What you will do
Transcribe the records below in full; pictures stay out of the copy.

Records
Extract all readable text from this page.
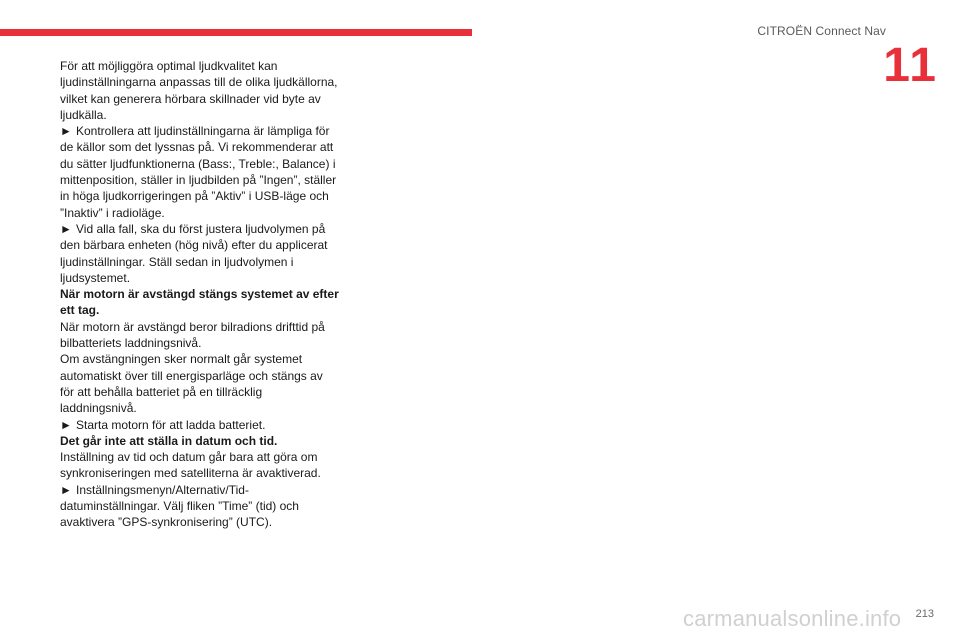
CITROËN Connect Nav
11

För att möjliggöra optimal ljudkvalitet kan ljudinställningarna anpassas till de olika ljudkällorna, vilket kan generera hörbara skillnader vid byte av ljudkälla.

► Kontrollera att ljudinställningarna är lämpliga för de källor som det lyssnas på. Vi rekommenderar att du sätter ljudfunktionerna (Bass:, Treble:, Balance) i mittenposition, ställer in ljudbilden på ”Ingen”, ställer in höga ljudkorrigeringen på ”Aktiv” i USB-läge och ”Inaktiv” i radioläge.

► Vid alla fall, ska du först justera ljudvolymen på den bärbara enheten (hög nivå) efter du applicerat ljudinställningar. Ställ sedan in ljudvolymen i ljudsystemet.

När motorn är avstängd stängs systemet av efter ett tag.

När motorn är avstängd beror bilradions drifttid på bilbatteriets laddningsnivå.

Om avstängningen sker normalt går systemet automatiskt över till energisparläge och stängs av för att behålla batteriet på en tillräcklig laddningsnivå.

► Starta motorn för att ladda batteriet.

Det går inte att ställa in datum och tid.

Inställning av tid och datum går bara att göra om synkroniseringen med satelliterna är avaktiverad.

► Inställningsmenyn/Alternativ/Tid-datuminställningar. Välj fliken ”Time” (tid) och avaktivera ”GPS-synkronisering” (UTC).

carmanualsonline.info 213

Result of this exercise
Extract all readable text from this page.
CITROËN Connect Nav
11

För att möjliggöra optimal ljudkvalitet kan ljudinställningarna anpassas till de olika ljudkällorna, vilket kan generera hörbara skillnader vid byte av ljudkälla.

► Kontrollera att ljudinställningarna är lämpliga för de källor som det lyssnas på. Vi rekommenderar att du sätter ljudfunktionerna (Bass:, Treble:, Balance) i mittenposition, ställer in ljudbilden på ”Ingen”, ställer in höga ljudkorrigeringen på ”Aktiv” i USB-läge och ”Inaktiv” i radioläge.

► Vid alla fall, ska du först justera ljudvolymen på den bärbara enheten (hög nivå) efter du applicerat ljudinställningar. Ställ sedan in ljudvolymen i ljudsystemet.

När motorn är avstängd stängs systemet av efter ett tag.

När motorn är avstängd beror bilradions drifttid på bilbatteriets laddningsnivå.

Om avstängningen sker normalt går systemet automatiskt över till energisparläge och stängs av för att behålla batteriet på en tillräcklig laddningsnivå.

► Starta motorn för att ladda batteriet.

Det går inte att ställa in datum och tid.

Inställning av tid och datum går bara att göra om synkroniseringen med satelliterna är avaktiverad.

► Inställningsmenyn/Alternativ/Tid-datuminställningar. Välj fliken ”Time” (tid) och avaktivera ”GPS-synkronisering” (UTC).

carmanualsonline.info 213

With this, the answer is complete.